> _Exercise prompt_
Give back a single number, the count of lines containing the word "Please".

== Given data

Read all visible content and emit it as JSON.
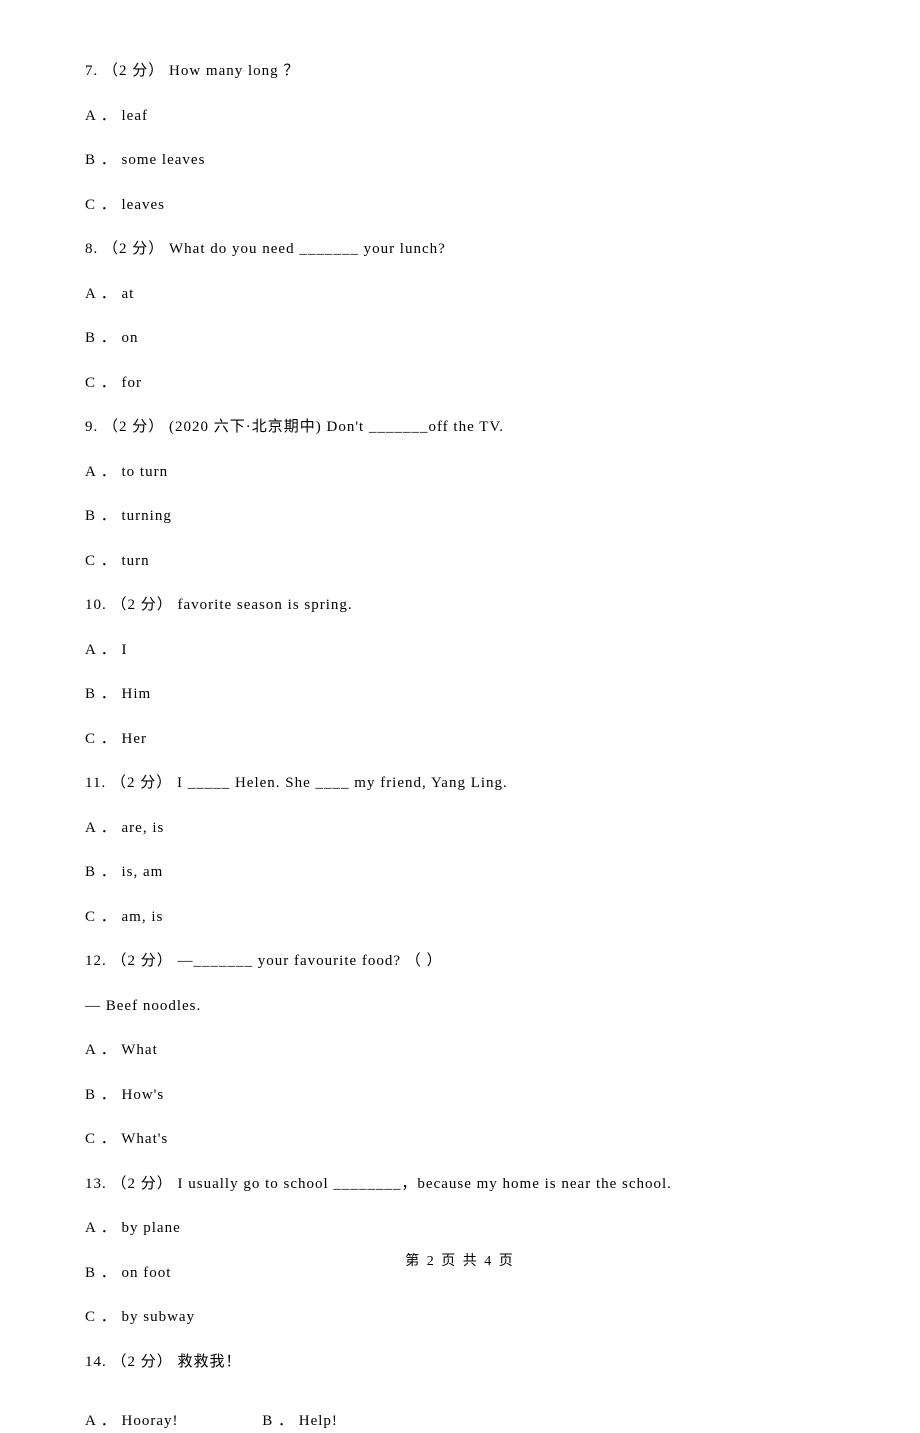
{
  "questions": [
    {
      "number": "7.",
      "points": "（2 分）",
      "text": " How many long           ？",
      "options": [
        {
          "label": "A ．",
          "text": "leaf"
        },
        {
          "label": "B ．",
          "text": "some leaves"
        },
        {
          "label": "C ．",
          "text": "leaves"
        }
      ]
    },
    {
      "number": "8.",
      "points": "（2 分）",
      "text": " What do you need _______ your lunch?",
      "options": [
        {
          "label": "A ．",
          "text": "at"
        },
        {
          "label": "B ．",
          "text": "on"
        },
        {
          "label": "C ．",
          "text": "for"
        }
      ]
    },
    {
      "number": "9.",
      "points": "（2 分）",
      "text": " (2020 六下·北京期中) Don't _______off the TV.",
      "options": [
        {
          "label": "A ．",
          "text": "to turn"
        },
        {
          "label": "B ．",
          "text": "turning"
        },
        {
          "label": "C ．",
          "text": "turn"
        }
      ]
    },
    {
      "number": "10.",
      "points": "（2 分）",
      "text": "             favorite season is spring.",
      "options": [
        {
          "label": "A ．",
          "text": "I"
        },
        {
          "label": "B ．",
          "text": "Him"
        },
        {
          "label": "C ．",
          "text": "Her"
        }
      ]
    },
    {
      "number": "11.",
      "points": "（2 分）",
      "text": " I _____ Helen. She ____ my friend, Yang Ling.",
      "options": [
        {
          "label": "A ．",
          "text": "are, is"
        },
        {
          "label": "B ．",
          "text": "is, am"
        },
        {
          "label": "C ．",
          "text": "am, is"
        }
      ]
    },
    {
      "number": "12.",
      "points": "（2 分）",
      "text": " —_______ your favourite food? （    ）",
      "followup": "— Beef noodles.",
      "options": [
        {
          "label": "A ．",
          "text": "What"
        },
        {
          "label": "B ．",
          "text": "How's"
        },
        {
          "label": "C ．",
          "text": "What's"
        }
      ]
    },
    {
      "number": "13.",
      "points": "（2 分）",
      "text": " I usually go to school ________，because my home is near the school.",
      "options": [
        {
          "label": "A ．",
          "text": "by plane"
        },
        {
          "label": "B ．",
          "text": "on foot"
        },
        {
          "label": "C ．",
          "text": "by subway"
        }
      ]
    },
    {
      "number": "14.",
      "points": "（2 分）",
      "text": " 救救我！",
      "inline_options": [
        {
          "label": "A ．",
          "text": "Hooray!"
        },
        {
          "label": "B ．",
          "text": "Help!"
        }
      ]
    }
  ],
  "footer": "第 2 页 共 4 页"
}
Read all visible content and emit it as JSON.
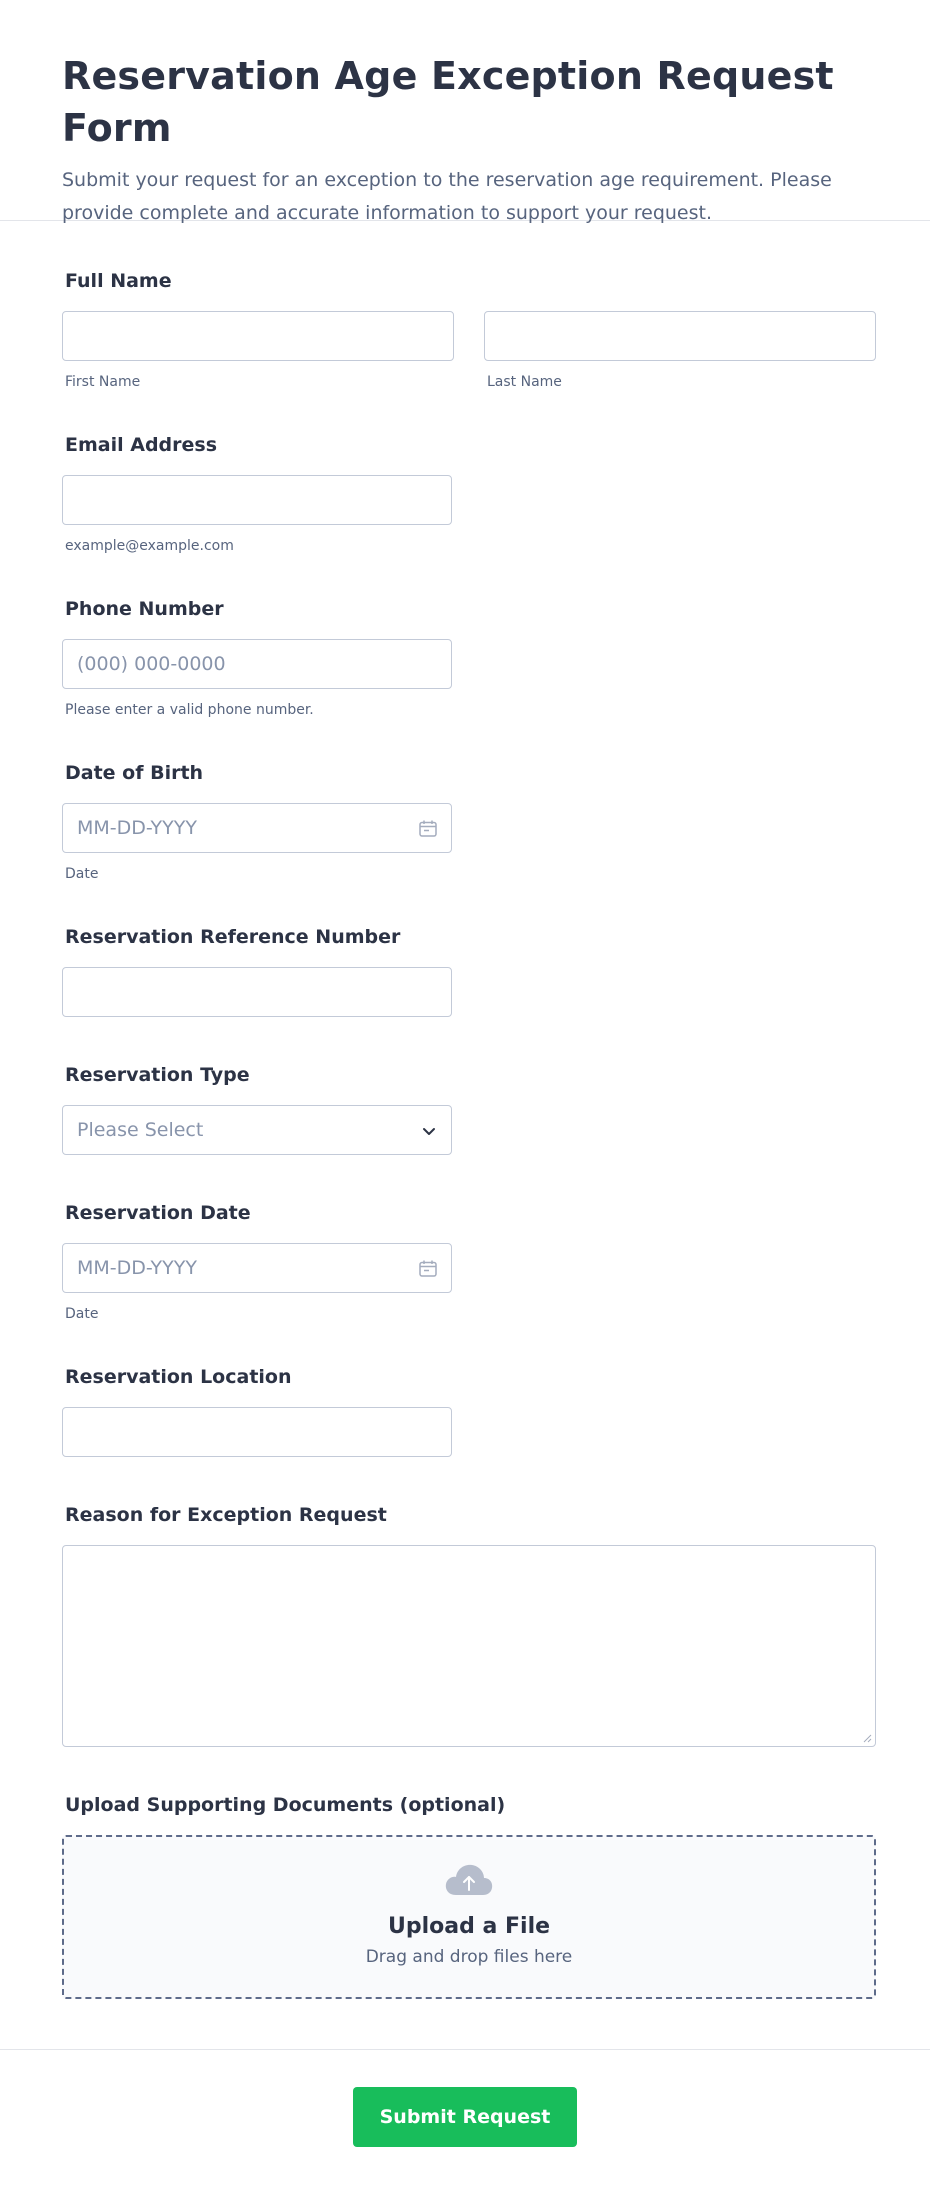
{
  "form": {
    "title": "Reservation Age Exception Request Form",
    "description": "Submit your request for an exception to the reservation age requirement. Please provide complete and accurate information to support your request."
  },
  "fields": {
    "full_name": {
      "label": "Full Name",
      "first_sub": "First Name",
      "last_sub": "Last Name",
      "first_value": "",
      "last_value": ""
    },
    "email": {
      "label": "Email Address",
      "value": "",
      "sub": "example@example.com"
    },
    "phone": {
      "label": "Phone Number",
      "placeholder": "(000) 000-0000",
      "sub": "Please enter a valid phone number."
    },
    "dob": {
      "label": "Date of Birth",
      "placeholder": "MM-DD-YYYY",
      "sub": "Date"
    },
    "ref_number": {
      "label": "Reservation Reference Number",
      "value": ""
    },
    "res_type": {
      "label": "Reservation Type",
      "selected": "Please Select"
    },
    "res_date": {
      "label": "Reservation Date",
      "placeholder": "MM-DD-YYYY",
      "sub": "Date"
    },
    "res_location": {
      "label": "Reservation Location",
      "value": ""
    },
    "reason": {
      "label": "Reason for Exception Request",
      "value": ""
    },
    "upload": {
      "label": "Upload Supporting Documents (optional)",
      "title": "Upload a File",
      "hint": "Drag and drop files here",
      "icon": "cloud-upload-icon"
    }
  },
  "submit": {
    "label": "Submit Request",
    "color": "#18bd5b"
  },
  "colors": {
    "text": "#2c3345",
    "muted": "#57647e",
    "border": "#c3cad8",
    "placeholder": "#8894ab"
  }
}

====

> _Reply_
3